____ Dataset rows

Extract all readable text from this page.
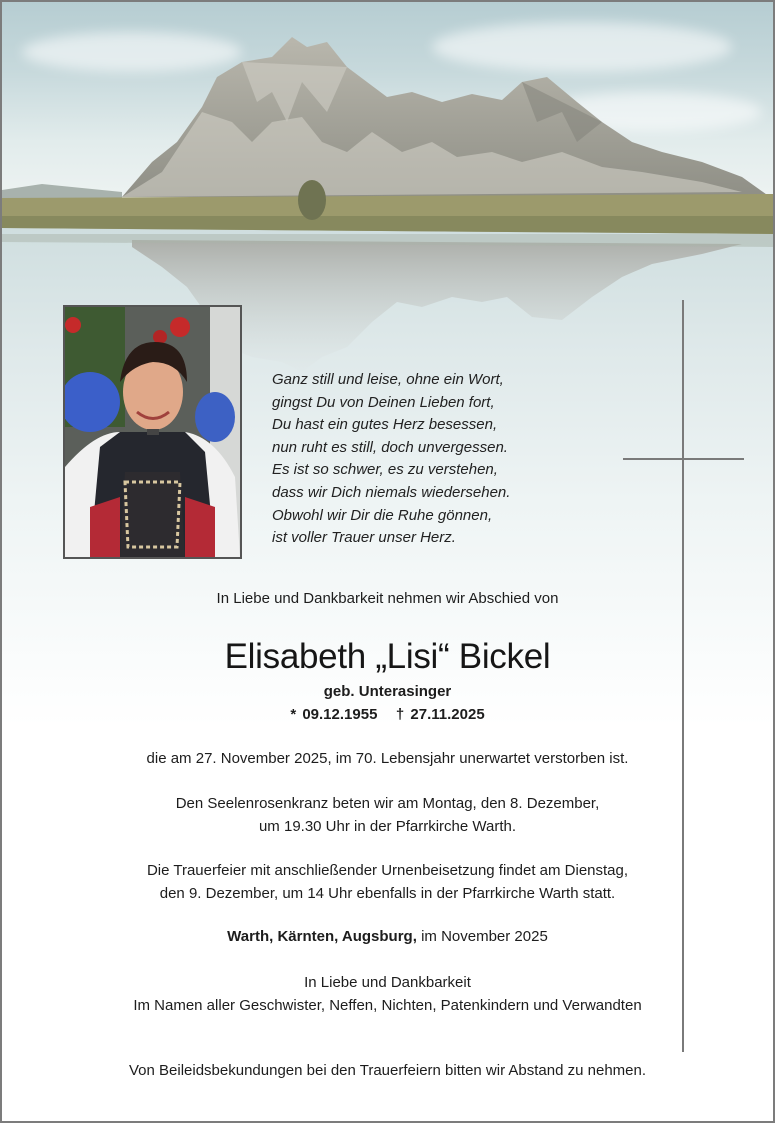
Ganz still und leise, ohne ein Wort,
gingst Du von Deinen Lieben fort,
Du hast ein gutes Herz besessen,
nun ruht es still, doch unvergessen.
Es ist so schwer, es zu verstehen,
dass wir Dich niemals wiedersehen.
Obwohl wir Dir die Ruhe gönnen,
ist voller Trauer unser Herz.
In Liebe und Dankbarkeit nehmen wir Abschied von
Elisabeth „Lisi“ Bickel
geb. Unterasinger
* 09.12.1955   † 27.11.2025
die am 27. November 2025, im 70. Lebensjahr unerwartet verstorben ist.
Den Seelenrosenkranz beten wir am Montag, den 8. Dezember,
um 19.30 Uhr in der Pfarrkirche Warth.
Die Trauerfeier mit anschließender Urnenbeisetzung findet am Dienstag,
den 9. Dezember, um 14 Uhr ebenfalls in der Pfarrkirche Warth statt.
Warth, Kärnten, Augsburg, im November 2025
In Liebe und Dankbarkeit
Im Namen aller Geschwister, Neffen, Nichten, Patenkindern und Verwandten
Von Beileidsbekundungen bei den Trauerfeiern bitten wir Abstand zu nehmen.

________
____ Dataset rows

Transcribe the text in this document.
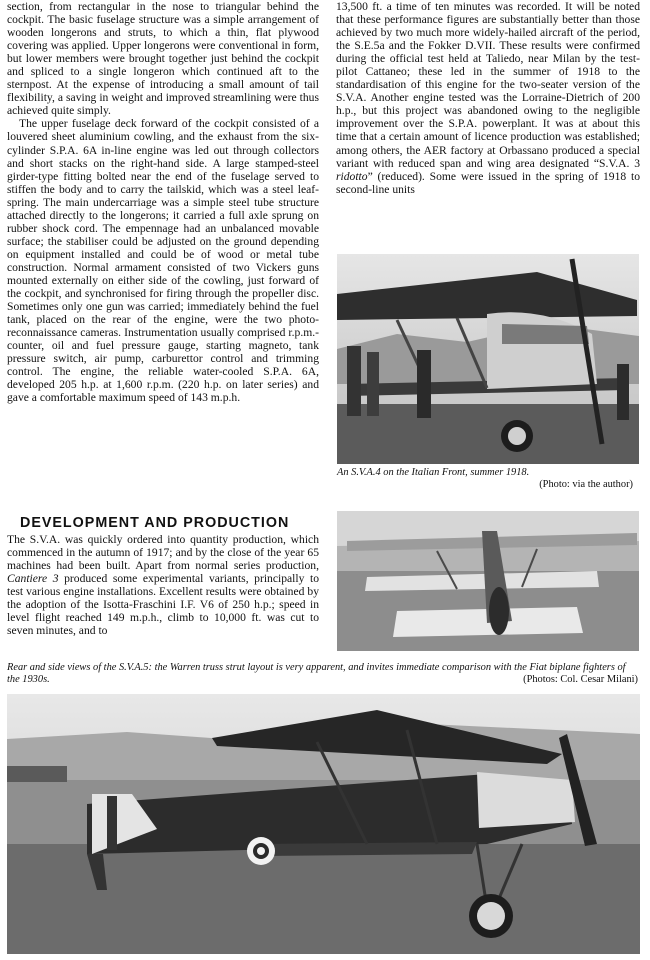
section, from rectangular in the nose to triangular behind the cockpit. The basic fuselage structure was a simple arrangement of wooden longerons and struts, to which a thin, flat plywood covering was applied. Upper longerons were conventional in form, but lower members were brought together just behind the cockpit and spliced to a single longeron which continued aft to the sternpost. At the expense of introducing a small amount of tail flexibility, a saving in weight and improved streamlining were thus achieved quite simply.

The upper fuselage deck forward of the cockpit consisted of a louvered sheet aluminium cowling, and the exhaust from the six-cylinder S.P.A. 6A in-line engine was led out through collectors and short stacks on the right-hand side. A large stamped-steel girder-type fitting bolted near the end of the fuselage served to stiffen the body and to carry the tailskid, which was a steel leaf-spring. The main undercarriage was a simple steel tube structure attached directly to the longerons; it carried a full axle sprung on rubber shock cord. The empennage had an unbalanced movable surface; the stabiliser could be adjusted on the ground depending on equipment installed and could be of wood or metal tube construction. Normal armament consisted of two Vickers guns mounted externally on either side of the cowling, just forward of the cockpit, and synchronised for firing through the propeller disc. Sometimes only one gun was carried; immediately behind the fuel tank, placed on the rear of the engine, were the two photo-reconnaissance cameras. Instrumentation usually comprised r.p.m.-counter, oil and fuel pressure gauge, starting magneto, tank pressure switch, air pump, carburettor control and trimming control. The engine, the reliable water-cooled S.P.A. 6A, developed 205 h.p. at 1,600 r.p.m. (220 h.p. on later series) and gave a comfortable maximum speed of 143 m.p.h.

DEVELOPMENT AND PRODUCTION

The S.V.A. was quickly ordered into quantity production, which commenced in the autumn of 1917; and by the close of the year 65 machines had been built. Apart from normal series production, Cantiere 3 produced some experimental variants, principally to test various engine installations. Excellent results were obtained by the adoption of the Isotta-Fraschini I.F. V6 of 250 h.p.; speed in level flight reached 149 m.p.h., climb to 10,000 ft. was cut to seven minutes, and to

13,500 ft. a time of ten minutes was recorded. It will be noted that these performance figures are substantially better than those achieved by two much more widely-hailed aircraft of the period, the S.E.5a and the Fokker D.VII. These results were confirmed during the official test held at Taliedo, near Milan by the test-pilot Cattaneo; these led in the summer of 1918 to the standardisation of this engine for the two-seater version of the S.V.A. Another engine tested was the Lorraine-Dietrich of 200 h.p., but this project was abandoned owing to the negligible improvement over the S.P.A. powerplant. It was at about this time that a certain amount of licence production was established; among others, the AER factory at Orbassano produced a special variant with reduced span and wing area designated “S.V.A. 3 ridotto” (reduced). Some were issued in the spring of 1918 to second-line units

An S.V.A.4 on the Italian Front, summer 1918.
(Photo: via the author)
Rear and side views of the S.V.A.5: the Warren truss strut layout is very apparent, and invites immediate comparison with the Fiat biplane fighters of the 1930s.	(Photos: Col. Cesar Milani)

________

* [Written request] Copy every single line of the material above that holds "November".

* [Result of the task]
die am 27. November 2025, im 70. Lebensjahr unerwartet verstorben ist.
Warth, Kärnten, Augsburg, im November 2025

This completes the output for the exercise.